Begin Available records
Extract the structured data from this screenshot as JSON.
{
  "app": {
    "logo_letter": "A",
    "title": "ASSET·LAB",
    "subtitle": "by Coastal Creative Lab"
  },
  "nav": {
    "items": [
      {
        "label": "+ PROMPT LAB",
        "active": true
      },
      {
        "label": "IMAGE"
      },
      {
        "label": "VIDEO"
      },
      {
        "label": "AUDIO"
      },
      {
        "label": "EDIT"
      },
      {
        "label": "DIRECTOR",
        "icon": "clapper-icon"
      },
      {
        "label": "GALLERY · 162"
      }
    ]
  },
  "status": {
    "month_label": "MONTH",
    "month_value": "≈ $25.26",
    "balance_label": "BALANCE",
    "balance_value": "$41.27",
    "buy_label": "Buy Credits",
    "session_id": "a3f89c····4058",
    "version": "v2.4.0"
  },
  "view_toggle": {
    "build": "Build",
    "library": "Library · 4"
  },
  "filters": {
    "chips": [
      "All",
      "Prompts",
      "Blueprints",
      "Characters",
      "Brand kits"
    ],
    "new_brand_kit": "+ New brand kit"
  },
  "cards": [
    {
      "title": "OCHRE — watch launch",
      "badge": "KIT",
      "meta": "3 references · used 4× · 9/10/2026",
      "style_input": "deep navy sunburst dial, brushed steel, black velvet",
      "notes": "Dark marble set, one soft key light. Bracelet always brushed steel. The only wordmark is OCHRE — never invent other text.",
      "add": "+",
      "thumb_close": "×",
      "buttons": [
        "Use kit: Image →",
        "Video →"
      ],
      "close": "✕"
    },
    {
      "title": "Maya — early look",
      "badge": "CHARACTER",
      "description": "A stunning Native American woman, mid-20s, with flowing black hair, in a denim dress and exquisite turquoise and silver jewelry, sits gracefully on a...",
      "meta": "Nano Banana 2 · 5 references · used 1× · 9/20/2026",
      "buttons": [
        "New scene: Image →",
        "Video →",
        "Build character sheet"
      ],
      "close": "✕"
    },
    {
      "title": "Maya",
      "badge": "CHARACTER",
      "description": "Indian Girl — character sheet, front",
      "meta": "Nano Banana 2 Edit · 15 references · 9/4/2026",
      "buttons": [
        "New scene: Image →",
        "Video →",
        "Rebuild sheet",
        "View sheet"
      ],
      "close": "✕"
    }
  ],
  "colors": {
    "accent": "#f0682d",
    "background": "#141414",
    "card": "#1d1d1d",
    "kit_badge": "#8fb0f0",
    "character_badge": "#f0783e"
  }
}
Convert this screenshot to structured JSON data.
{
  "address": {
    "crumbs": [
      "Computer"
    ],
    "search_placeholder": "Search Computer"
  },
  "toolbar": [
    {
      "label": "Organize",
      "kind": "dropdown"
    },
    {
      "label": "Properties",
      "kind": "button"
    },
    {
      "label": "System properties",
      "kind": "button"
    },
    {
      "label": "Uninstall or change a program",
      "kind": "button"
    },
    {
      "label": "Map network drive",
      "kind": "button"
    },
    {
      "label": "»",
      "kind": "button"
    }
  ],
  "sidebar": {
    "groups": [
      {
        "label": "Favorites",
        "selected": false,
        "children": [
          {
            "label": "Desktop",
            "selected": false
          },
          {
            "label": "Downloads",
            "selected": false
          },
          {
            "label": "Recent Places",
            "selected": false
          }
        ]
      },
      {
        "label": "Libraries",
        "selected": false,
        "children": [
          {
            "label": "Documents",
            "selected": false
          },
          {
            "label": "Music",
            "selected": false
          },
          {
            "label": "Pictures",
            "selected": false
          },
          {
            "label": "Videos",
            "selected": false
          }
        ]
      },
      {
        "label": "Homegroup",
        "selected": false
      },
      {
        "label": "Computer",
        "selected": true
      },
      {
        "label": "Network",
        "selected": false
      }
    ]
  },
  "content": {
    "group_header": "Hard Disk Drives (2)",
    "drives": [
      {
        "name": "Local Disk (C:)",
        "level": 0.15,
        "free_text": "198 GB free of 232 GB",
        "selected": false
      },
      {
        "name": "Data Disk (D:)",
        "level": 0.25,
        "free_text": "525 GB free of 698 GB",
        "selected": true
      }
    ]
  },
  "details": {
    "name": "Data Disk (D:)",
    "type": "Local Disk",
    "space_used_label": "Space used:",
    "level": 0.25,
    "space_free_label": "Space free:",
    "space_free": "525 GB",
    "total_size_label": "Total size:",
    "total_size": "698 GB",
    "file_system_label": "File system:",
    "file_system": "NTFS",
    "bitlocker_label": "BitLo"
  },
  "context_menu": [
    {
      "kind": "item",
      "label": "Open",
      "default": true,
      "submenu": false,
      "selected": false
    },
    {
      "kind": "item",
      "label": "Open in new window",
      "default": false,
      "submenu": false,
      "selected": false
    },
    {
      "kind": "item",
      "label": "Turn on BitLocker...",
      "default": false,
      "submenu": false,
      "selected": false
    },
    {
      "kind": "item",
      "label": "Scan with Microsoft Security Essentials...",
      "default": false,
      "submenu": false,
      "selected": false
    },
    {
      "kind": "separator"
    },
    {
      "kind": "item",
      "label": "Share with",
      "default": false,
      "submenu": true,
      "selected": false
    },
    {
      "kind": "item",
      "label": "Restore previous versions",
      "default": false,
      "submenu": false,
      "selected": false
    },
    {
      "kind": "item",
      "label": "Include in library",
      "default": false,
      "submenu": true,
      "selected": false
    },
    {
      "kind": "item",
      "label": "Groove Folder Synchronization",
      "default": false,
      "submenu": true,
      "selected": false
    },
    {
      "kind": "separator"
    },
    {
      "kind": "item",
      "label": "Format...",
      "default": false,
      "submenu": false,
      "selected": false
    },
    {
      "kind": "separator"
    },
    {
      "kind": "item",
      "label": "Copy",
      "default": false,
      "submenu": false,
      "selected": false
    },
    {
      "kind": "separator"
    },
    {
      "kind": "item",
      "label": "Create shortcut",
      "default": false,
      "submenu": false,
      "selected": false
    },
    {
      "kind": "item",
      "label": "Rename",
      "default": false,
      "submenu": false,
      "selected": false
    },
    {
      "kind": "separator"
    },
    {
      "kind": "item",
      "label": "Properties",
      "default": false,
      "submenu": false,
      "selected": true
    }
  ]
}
End Available records
Goal of the exercise -> From the listing above, copy every line that includes the word "structured".

Task answer ->
Extract the structured data from this screenshot as JSON.
Convert this screenshot to structured JSON data.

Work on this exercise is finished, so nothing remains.